### Source material
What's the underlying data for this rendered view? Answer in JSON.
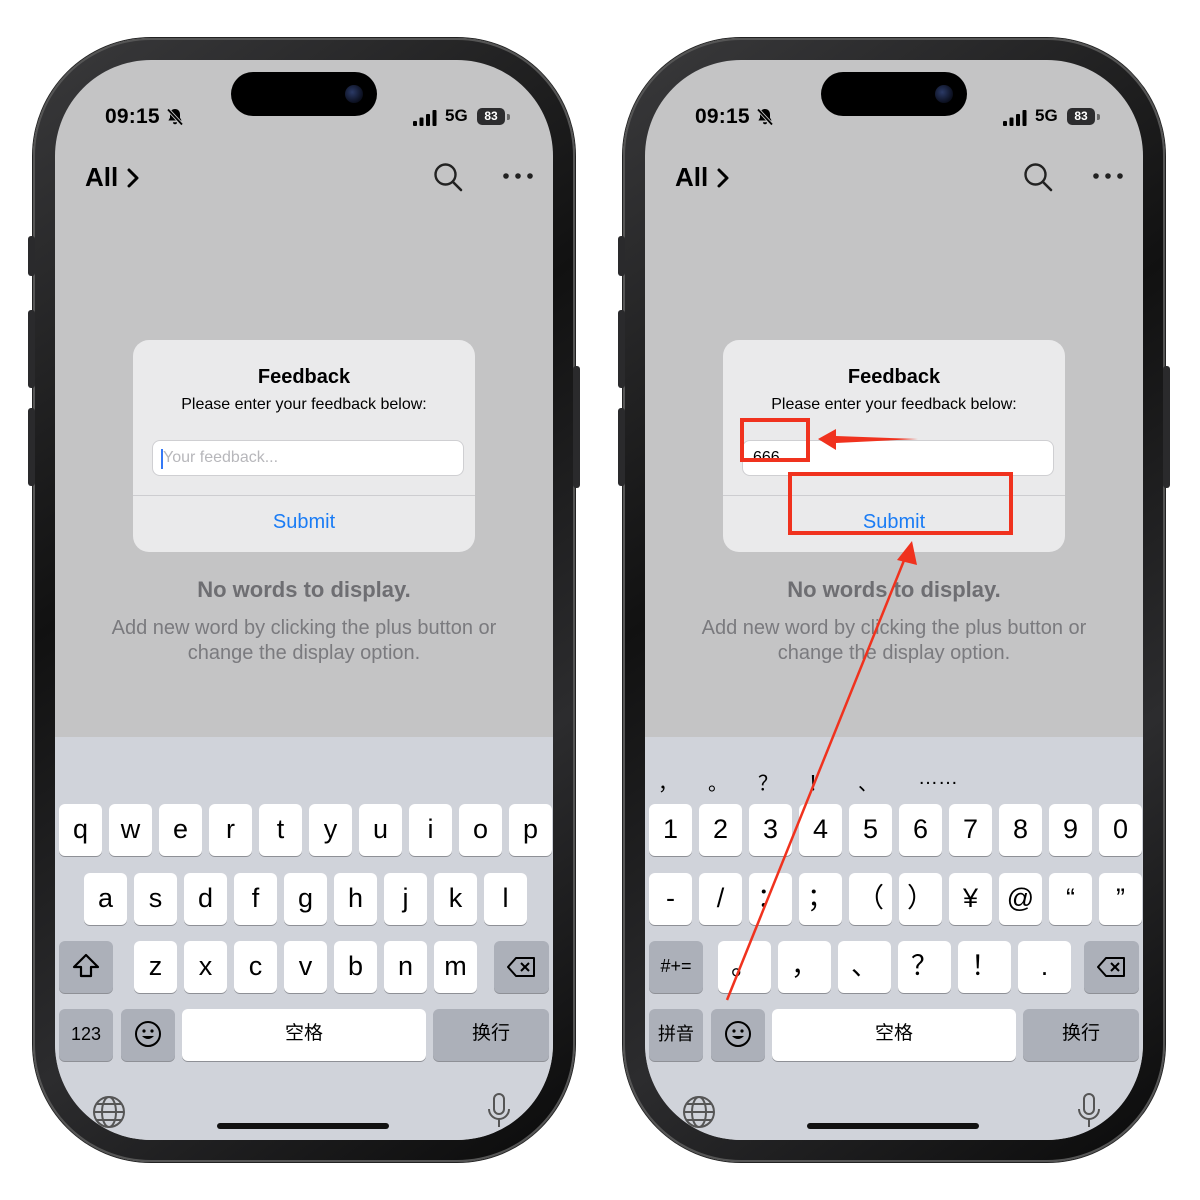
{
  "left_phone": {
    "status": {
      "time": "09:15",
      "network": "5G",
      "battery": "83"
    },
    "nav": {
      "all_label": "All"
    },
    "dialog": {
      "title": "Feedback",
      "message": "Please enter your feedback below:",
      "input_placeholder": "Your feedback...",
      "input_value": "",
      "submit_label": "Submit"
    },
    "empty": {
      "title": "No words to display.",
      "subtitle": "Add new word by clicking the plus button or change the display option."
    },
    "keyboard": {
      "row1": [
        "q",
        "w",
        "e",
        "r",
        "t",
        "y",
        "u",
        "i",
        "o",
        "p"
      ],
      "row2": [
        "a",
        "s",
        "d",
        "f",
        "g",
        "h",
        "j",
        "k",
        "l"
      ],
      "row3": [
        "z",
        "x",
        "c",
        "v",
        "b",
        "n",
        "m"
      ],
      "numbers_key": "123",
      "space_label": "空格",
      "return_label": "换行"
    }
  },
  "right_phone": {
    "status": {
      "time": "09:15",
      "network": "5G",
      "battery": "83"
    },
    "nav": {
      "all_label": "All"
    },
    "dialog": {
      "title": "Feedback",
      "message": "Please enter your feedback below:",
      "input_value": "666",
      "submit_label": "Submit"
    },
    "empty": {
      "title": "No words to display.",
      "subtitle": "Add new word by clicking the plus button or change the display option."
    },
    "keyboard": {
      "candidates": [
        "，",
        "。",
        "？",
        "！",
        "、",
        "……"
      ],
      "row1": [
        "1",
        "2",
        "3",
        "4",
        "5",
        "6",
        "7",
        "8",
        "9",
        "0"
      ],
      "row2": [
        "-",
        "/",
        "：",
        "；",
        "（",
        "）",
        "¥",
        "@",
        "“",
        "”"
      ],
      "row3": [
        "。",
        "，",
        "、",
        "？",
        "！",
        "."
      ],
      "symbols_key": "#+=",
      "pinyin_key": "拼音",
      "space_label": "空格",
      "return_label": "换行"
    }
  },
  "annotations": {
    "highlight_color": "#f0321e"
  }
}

### Instruction
Keep the pictures out of the copy and return the rest of the data above exactly.

### Response to the exercise
What's the underlying data for this rendered view? Answer in JSON.
{
  "left_phone": {
    "status": {
      "time": "09:15",
      "network": "5G",
      "battery": "83"
    },
    "nav": {
      "all_label": "All"
    },
    "dialog": {
      "title": "Feedback",
      "message": "Please enter your feedback below:",
      "input_placeholder": "Your feedback...",
      "input_value": "",
      "submit_label": "Submit"
    },
    "empty": {
      "title": "No words to display.",
      "subtitle": "Add new word by clicking the plus button or change the display option."
    },
    "keyboard": {
      "row1": [
        "q",
        "w",
        "e",
        "r",
        "t",
        "y",
        "u",
        "i",
        "o",
        "p"
      ],
      "row2": [
        "a",
        "s",
        "d",
        "f",
        "g",
        "h",
        "j",
        "k",
        "l"
      ],
      "row3": [
        "z",
        "x",
        "c",
        "v",
        "b",
        "n",
        "m"
      ],
      "numbers_key": "123",
      "space_label": "空格",
      "return_label": "换行"
    }
  },
  "right_phone": {
    "status": {
      "time": "09:15",
      "network": "5G",
      "battery": "83"
    },
    "nav": {
      "all_label": "All"
    },
    "dialog": {
      "title": "Feedback",
      "message": "Please enter your feedback below:",
      "input_value": "666",
      "submit_label": "Submit"
    },
    "empty": {
      "title": "No words to display.",
      "subtitle": "Add new word by clicking the plus button or change the display option."
    },
    "keyboard": {
      "candidates": [
        "，",
        "。",
        "？",
        "！",
        "、",
        "……"
      ],
      "row1": [
        "1",
        "2",
        "3",
        "4",
        "5",
        "6",
        "7",
        "8",
        "9",
        "0"
      ],
      "row2": [
        "-",
        "/",
        "：",
        "；",
        "（",
        "）",
        "¥",
        "@",
        "“",
        "”"
      ],
      "row3": [
        "。",
        "，",
        "、",
        "？",
        "！",
        "."
      ],
      "symbols_key": "#+=",
      "pinyin_key": "拼音",
      "space_label": "空格",
      "return_label": "换行"
    }
  },
  "annotations": {
    "highlight_color": "#f0321e"
  }
}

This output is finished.